PROMPT: From the records below, give the number of lines that contain the string "интеграции", without any other text.

PROVIDED DATA:
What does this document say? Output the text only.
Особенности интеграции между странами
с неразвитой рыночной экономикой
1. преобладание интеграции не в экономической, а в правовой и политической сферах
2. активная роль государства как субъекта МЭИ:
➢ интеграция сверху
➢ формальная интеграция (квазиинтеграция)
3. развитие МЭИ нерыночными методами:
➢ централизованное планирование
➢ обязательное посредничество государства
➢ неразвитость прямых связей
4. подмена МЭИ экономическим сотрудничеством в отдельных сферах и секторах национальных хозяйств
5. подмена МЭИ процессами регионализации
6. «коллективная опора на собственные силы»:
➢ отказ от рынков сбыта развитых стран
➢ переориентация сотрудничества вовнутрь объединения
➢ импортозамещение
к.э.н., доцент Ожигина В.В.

--

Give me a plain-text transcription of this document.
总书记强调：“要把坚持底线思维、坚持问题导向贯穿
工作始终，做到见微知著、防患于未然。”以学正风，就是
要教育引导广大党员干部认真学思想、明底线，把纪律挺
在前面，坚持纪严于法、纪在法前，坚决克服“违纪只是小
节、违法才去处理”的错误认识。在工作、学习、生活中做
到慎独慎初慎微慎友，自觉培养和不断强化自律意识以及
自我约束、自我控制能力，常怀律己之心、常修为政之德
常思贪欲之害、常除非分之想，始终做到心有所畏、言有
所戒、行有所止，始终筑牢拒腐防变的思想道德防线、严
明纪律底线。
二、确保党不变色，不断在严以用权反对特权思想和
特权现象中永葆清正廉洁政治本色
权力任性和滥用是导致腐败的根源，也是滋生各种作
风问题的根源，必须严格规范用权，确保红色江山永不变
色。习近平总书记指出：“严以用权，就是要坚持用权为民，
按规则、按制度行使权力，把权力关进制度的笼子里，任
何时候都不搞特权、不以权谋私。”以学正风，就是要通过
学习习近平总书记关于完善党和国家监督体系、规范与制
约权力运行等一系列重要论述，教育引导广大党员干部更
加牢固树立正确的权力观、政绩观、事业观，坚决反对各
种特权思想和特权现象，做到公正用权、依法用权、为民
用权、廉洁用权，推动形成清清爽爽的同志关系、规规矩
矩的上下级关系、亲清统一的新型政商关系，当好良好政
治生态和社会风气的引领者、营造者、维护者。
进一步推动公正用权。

THE ANSWER: 2